What is asked ::
Every line of the material below must be repeated exactly.

Items ::

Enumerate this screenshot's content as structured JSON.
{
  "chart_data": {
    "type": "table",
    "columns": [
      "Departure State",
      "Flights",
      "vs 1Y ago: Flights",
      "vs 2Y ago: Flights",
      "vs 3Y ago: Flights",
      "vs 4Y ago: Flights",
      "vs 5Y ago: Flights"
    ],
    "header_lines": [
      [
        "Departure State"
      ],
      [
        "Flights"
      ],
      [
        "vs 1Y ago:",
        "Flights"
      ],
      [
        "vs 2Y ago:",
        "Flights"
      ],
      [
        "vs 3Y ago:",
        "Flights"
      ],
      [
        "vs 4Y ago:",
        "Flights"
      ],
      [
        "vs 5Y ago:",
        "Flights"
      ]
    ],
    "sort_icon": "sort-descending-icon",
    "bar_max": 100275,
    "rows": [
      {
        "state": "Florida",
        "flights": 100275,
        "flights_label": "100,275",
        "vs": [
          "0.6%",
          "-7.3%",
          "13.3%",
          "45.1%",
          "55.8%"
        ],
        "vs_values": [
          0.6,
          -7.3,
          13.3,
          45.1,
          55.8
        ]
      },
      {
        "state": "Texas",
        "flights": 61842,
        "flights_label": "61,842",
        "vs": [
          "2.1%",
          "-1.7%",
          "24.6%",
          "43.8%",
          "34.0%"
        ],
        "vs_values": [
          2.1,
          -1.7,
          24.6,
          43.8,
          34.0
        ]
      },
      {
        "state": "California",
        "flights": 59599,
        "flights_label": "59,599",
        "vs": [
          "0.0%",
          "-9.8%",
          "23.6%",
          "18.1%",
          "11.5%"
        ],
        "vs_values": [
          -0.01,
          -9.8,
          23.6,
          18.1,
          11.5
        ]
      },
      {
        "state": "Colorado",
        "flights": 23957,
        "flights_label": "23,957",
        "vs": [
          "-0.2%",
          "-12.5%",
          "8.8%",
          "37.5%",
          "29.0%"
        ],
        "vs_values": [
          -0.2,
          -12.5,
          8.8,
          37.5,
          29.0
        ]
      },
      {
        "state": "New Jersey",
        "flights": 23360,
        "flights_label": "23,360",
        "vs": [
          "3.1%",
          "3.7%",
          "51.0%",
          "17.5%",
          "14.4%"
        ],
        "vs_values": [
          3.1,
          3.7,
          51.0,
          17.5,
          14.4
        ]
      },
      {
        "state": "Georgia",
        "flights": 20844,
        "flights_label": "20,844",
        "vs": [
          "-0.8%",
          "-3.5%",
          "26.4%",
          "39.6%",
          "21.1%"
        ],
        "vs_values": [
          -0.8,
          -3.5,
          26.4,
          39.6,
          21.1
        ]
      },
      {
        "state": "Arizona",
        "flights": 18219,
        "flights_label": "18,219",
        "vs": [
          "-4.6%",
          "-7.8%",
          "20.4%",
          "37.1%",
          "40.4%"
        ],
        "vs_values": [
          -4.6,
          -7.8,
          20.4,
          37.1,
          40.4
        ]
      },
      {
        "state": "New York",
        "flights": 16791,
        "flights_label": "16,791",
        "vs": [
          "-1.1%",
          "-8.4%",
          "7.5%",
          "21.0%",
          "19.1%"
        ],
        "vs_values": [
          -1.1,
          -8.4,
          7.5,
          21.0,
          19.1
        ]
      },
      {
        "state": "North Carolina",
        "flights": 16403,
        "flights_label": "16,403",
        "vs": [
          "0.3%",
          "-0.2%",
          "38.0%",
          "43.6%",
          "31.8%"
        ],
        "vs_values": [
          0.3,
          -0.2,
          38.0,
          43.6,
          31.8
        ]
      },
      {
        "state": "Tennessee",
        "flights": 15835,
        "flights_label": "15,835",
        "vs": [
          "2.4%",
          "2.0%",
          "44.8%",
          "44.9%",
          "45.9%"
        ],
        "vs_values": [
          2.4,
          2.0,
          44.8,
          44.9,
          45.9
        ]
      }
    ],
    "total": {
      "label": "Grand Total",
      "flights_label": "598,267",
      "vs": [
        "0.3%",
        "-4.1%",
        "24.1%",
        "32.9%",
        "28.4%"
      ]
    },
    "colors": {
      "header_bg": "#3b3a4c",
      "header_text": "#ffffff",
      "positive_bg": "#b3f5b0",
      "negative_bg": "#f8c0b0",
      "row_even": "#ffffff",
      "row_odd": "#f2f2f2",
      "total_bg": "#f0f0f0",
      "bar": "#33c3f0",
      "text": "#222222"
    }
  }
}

Exercise output ::
Enumerate this screenshot's content as structured JSON.
{
  "chart_data": {
    "type": "table",
    "columns": [
      "Departure State",
      "Flights",
      "vs 1Y ago: Flights",
      "vs 2Y ago: Flights",
      "vs 3Y ago: Flights",
      "vs 4Y ago: Flights",
      "vs 5Y ago: Flights"
    ],
    "header_lines": [
      [
        "Departure State"
      ],
      [
        "Flights"
      ],
      [
        "vs 1Y ago:",
        "Flights"
      ],
      [
        "vs 2Y ago:",
        "Flights"
      ],
      [
        "vs 3Y ago:",
        "Flights"
      ],
      [
        "vs 4Y ago:",
        "Flights"
      ],
      [
        "vs 5Y ago:",
        "Flights"
      ]
    ],
    "sort_icon": "sort-descending-icon",
    "bar_max": 100275,
    "rows": [
      {
        "state": "Florida",
        "flights": 100275,
        "flights_label": "100,275",
        "vs": [
          "0.6%",
          "-7.3%",
          "13.3%",
          "45.1%",
          "55.8%"
        ],
        "vs_values": [
          0.6,
          -7.3,
          13.3,
          45.1,
          55.8
        ]
      },
      {
        "state": "Texas",
        "flights": 61842,
        "flights_label": "61,842",
        "vs": [
          "2.1%",
          "-1.7%",
          "24.6%",
          "43.8%",
          "34.0%"
        ],
        "vs_values": [
          2.1,
          -1.7,
          24.6,
          43.8,
          34.0
        ]
      },
      {
        "state": "California",
        "flights": 59599,
        "flights_label": "59,599",
        "vs": [
          "0.0%",
          "-9.8%",
          "23.6%",
          "18.1%",
          "11.5%"
        ],
        "vs_values": [
          -0.01,
          -9.8,
          23.6,
          18.1,
          11.5
        ]
      },
      {
        "state": "Colorado",
        "flights": 23957,
        "flights_label": "23,957",
        "vs": [
          "-0.2%",
          "-12.5%",
          "8.8%",
          "37.5%",
          "29.0%"
        ],
        "vs_values": [
          -0.2,
          -12.5,
          8.8,
          37.5,
          29.0
        ]
      },
      {
        "state": "New Jersey",
        "flights": 23360,
        "flights_label": "23,360",
        "vs": [
          "3.1%",
          "3.7%",
          "51.0%",
          "17.5%",
          "14.4%"
        ],
        "vs_values": [
          3.1,
          3.7,
          51.0,
          17.5,
          14.4
        ]
      },
      {
        "state": "Georgia",
        "flights": 20844,
        "flights_label": "20,844",
        "vs": [
          "-0.8%",
          "-3.5%",
          "26.4%",
          "39.6%",
          "21.1%"
        ],
        "vs_values": [
          -0.8,
          -3.5,
          26.4,
          39.6,
          21.1
        ]
      },
      {
        "state": "Arizona",
        "flights": 18219,
        "flights_label": "18,219",
        "vs": [
          "-4.6%",
          "-7.8%",
          "20.4%",
          "37.1%",
          "40.4%"
        ],
        "vs_values": [
          -4.6,
          -7.8,
          20.4,
          37.1,
          40.4
        ]
      },
      {
        "state": "New York",
        "flights": 16791,
        "flights_label": "16,791",
        "vs": [
          "-1.1%",
          "-8.4%",
          "7.5%",
          "21.0%",
          "19.1%"
        ],
        "vs_values": [
          -1.1,
          -8.4,
          7.5,
          21.0,
          19.1
        ]
      },
      {
        "state": "North Carolina",
        "flights": 16403,
        "flights_label": "16,403",
        "vs": [
          "0.3%",
          "-0.2%",
          "38.0%",
          "43.6%",
          "31.8%"
        ],
        "vs_values": [
          0.3,
          -0.2,
          38.0,
          43.6,
          31.8
        ]
      },
      {
        "state": "Tennessee",
        "flights": 15835,
        "flights_label": "15,835",
        "vs": [
          "2.4%",
          "2.0%",
          "44.8%",
          "44.9%",
          "45.9%"
        ],
        "vs_values": [
          2.4,
          2.0,
          44.8,
          44.9,
          45.9
        ]
      }
    ],
    "total": {
      "label": "Grand Total",
      "flights_label": "598,267",
      "vs": [
        "0.3%",
        "-4.1%",
        "24.1%",
        "32.9%",
        "28.4%"
      ]
    },
    "colors": {
      "header_bg": "#3b3a4c",
      "header_text": "#ffffff",
      "positive_bg": "#b3f5b0",
      "negative_bg": "#f8c0b0",
      "row_even": "#ffffff",
      "row_odd": "#f2f2f2",
      "total_bg": "#f0f0f0",
      "bar": "#33c3f0",
      "text": "#222222"
    }
  }
}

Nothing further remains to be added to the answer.